Annotated region listings, annotated
____________
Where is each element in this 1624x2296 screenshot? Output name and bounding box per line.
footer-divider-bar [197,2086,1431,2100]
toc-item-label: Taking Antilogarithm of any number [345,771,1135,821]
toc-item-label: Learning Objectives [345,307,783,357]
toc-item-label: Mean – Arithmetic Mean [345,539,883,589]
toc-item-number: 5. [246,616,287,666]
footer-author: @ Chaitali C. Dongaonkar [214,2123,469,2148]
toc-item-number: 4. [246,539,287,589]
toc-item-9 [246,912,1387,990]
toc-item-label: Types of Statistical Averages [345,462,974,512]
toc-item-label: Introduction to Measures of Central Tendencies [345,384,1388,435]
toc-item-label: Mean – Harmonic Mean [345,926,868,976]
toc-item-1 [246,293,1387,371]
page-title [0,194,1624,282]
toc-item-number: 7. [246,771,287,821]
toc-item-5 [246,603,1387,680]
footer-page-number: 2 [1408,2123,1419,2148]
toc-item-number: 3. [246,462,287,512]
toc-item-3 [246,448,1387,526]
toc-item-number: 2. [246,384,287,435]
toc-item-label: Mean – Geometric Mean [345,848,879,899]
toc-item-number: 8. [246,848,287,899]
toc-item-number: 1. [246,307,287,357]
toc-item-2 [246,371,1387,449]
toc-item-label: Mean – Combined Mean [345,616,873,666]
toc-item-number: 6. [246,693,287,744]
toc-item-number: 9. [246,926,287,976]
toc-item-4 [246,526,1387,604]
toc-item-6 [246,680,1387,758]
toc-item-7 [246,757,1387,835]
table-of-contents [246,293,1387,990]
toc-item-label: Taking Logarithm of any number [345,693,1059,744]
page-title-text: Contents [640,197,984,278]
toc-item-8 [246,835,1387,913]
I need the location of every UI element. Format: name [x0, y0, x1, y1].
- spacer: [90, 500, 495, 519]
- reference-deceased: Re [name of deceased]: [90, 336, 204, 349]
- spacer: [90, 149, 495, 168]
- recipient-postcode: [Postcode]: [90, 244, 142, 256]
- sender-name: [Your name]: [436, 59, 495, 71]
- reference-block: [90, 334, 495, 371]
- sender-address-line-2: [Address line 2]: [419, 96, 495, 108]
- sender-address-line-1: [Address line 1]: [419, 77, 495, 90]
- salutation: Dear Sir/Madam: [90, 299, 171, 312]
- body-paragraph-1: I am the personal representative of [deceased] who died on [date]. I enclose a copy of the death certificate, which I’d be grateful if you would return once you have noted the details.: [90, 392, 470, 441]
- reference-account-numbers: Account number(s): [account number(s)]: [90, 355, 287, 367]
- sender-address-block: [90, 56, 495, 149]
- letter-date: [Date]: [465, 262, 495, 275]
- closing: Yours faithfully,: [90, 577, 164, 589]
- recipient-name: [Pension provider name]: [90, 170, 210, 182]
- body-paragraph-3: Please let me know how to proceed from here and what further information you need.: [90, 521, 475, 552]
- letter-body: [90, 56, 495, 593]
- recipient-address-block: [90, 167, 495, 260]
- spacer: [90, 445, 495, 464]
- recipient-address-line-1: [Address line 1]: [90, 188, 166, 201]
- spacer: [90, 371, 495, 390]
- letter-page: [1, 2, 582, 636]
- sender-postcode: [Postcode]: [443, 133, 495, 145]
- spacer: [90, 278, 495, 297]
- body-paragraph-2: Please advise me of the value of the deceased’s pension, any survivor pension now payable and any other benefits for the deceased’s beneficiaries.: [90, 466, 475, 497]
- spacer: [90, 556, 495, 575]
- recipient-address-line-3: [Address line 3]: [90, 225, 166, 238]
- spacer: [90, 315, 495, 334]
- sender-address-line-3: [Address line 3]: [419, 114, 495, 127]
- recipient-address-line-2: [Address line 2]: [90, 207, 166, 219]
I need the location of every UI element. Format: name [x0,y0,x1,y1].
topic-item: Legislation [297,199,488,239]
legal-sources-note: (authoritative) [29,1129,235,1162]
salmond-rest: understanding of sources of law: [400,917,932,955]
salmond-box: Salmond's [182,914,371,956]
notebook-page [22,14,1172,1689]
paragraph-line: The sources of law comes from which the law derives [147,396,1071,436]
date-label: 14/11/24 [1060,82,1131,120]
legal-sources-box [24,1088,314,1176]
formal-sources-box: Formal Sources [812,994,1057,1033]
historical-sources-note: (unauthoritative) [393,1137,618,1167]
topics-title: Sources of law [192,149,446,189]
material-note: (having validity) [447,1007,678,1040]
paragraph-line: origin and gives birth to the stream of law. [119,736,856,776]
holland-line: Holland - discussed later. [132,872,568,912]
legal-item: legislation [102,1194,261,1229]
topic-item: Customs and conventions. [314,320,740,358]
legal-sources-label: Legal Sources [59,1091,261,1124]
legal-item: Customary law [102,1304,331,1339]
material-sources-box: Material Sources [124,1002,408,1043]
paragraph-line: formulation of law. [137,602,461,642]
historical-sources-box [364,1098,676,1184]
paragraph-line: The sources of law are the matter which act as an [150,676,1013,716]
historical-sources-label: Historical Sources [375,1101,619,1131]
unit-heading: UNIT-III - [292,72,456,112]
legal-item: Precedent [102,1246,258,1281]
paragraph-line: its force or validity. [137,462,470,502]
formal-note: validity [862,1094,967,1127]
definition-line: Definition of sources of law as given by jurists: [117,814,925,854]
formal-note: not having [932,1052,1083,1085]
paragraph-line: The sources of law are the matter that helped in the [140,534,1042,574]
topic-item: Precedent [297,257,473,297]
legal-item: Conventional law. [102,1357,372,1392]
____________
REQUIREMENT:
Please retype the lines from the very start of the records through the line that contains "toc-item-number: 5. [246,616,287,666]", keeping both ends.

RESPONSE TO THIS EXERCISE:
Where is each element in this 1624x2296 screenshot? Output name and bounding box per line.
footer-divider-bar [197,2086,1431,2100]
toc-item-label: Taking Antilogarithm of any number [345,771,1135,821]
toc-item-label: Learning Objectives [345,307,783,357]
toc-item-label: Mean – Arithmetic Mean [345,539,883,589]
toc-item-number: 5. [246,616,287,666]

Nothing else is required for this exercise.